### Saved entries
%%
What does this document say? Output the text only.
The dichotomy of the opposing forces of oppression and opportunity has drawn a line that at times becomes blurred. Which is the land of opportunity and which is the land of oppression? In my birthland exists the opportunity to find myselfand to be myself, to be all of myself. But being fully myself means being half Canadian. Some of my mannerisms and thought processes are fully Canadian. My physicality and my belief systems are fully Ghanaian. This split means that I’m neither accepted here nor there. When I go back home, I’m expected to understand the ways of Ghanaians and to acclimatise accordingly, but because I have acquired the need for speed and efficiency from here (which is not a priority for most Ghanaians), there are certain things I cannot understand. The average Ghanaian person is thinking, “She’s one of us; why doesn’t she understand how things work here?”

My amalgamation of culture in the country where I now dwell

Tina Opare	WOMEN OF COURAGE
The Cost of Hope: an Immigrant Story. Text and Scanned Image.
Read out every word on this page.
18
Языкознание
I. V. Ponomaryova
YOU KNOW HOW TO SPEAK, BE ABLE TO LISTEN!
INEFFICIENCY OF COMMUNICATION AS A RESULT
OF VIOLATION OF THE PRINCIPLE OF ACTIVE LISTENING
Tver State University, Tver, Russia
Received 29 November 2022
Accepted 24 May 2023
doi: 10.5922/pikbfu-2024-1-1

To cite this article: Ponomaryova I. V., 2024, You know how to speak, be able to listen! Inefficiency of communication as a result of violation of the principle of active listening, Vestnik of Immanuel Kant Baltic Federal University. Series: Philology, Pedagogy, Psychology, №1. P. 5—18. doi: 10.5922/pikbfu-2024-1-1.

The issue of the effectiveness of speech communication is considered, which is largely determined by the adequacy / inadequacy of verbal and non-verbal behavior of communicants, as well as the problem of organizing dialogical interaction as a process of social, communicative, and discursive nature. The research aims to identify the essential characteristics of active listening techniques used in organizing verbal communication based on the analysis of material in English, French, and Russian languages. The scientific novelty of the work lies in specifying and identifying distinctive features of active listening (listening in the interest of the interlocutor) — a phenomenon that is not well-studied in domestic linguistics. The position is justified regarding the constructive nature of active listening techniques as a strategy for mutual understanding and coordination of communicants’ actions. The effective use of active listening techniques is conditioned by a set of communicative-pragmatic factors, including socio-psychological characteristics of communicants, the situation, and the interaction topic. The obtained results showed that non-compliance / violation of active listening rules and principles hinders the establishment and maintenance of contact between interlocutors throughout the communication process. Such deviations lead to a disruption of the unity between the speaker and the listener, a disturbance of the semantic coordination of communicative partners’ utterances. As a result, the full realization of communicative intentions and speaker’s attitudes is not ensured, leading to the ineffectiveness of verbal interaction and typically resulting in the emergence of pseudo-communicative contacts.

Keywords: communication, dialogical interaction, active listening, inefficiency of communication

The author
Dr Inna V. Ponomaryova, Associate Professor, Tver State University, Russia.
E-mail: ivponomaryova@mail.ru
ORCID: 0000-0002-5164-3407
%%
### WHAT IS EXPECTED
Restate the data above word for word, please.

### REPLY TO THE TASK
What does this document say? Output the text only.
The dichotomy of the opposing forces of oppression and opportunity has drawn a line that at times becomes blurred. Which is the land of opportunity and which is the land of oppression? In my birthland exists the opportunity to find myselfand to be myself, to be all of myself. But being fully myself means being half Canadian. Some of my mannerisms and thought processes are fully Canadian. My physicality and my belief systems are fully Ghanaian. This split means that I’m neither accepted here nor there. When I go back home, I’m expected to understand the ways of Ghanaians and to acclimatise accordingly, but because I have acquired the need for speed and efficiency from here (which is not a priority for most Ghanaians), there are certain things I cannot understand. The average Ghanaian person is thinking, “She’s one of us; why doesn’t she understand how things work here?”

My amalgamation of culture in the country where I now dwell

Tina Opare	WOMEN OF COURAGE
The Cost of Hope: an Immigrant Story. Text and Scanned Image.
Read out every word on this page.
18
Языкознание
I. V. Ponomaryova
YOU KNOW HOW TO SPEAK, BE ABLE TO LISTEN!
INEFFICIENCY OF COMMUNICATION AS A RESULT
OF VIOLATION OF THE PRINCIPLE OF ACTIVE LISTENING
Tver State University, Tver, Russia
Received 29 November 2022
Accepted 24 May 2023
doi: 10.5922/pikbfu-2024-1-1

To cite this article: Ponomaryova I. V., 2024, You know how to speak, be able to listen! Inefficiency of communication as a result of violation of the principle of active listening, Vestnik of Immanuel Kant Baltic Federal University. Series: Philology, Pedagogy, Psychology, №1. P. 5—18. doi: 10.5922/pikbfu-2024-1-1.

The issue of the effectiveness of speech communication is considered, which is largely determined by the adequacy / inadequacy of verbal and non-verbal behavior of communicants, as well as the problem of organizing dialogical interaction as a process of social, communicative, and discursive nature. The research aims to identify the essential characteristics of active listening techniques used in organizing verbal communication based on the analysis of material in English, French, and Russian languages. The scientific novelty of the work lies in specifying and identifying distinctive features of active listening (listening in the interest of the interlocutor) — a phenomenon that is not well-studied in domestic linguistics. The position is justified regarding the constructive nature of active listening techniques as a strategy for mutual understanding and coordination of communicants’ actions. The effective use of active listening techniques is conditioned by a set of communicative-pragmatic factors, including socio-psychological characteristics of communicants, the situation, and the interaction topic. The obtained results showed that non-compliance / violation of active listening rules and principles hinders the establishment and maintenance of contact between interlocutors throughout the communication process. Such deviations lead to a disruption of the unity between the speaker and the listener, a disturbance of the semantic coordination of communicative partners’ utterances. As a result, the full realization of communicative intentions and speaker’s attitudes is not ensured, leading to the ineffectiveness of verbal interaction and typically resulting in the emergence of pseudo-communicative contacts.

Keywords: communication, dialogical interaction, active listening, inefficiency of communication

The author
Dr Inna V. Ponomaryova, Associate Professor, Tver State University, Russia.
E-mail: ivponomaryova@mail.ru
ORCID: 0000-0002-5164-3407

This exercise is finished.